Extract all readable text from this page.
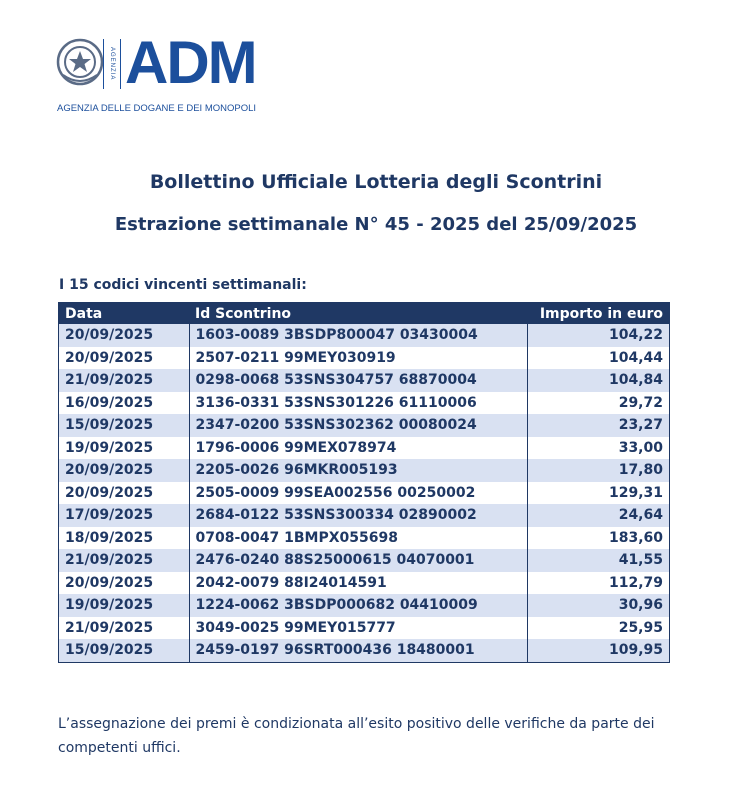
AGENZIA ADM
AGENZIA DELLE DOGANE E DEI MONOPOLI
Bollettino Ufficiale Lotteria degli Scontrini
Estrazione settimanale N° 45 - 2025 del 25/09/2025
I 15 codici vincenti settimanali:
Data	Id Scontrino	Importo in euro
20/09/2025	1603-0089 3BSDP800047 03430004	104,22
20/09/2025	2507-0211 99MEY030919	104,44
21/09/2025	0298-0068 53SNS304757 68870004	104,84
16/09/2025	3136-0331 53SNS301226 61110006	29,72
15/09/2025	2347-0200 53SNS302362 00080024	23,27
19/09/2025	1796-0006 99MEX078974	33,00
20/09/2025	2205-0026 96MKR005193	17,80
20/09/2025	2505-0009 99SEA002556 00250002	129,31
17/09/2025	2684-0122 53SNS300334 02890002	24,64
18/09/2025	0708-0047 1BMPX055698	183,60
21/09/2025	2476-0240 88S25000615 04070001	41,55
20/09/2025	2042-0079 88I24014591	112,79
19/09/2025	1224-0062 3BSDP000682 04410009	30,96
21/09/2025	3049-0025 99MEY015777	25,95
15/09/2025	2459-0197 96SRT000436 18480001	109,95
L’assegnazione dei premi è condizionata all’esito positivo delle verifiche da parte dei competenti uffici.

---

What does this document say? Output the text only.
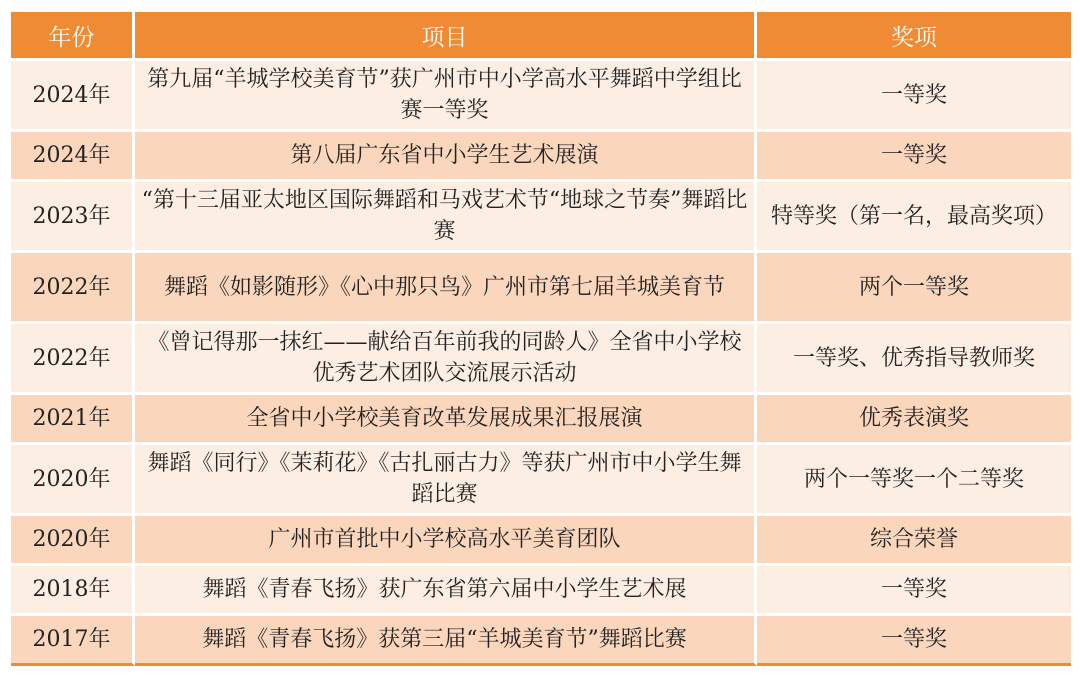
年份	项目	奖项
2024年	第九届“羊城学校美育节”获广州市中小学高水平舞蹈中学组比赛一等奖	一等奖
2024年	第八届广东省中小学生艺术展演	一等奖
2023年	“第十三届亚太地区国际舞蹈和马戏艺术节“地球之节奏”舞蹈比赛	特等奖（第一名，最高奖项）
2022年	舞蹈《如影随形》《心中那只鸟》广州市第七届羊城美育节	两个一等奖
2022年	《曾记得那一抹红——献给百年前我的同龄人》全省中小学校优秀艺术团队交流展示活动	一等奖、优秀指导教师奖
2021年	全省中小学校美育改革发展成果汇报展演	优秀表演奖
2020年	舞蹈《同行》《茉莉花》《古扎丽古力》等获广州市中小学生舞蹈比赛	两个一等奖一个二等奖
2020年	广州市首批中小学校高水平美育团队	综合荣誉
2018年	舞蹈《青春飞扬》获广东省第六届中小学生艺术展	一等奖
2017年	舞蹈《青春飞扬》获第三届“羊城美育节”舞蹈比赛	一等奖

[WHAT THIS TASK INVOLVES] Write out every line of the listing that holds the word "text".

[ANSWER BELOW]
Extract all readable text from this page.
What does this document say? Output the text only.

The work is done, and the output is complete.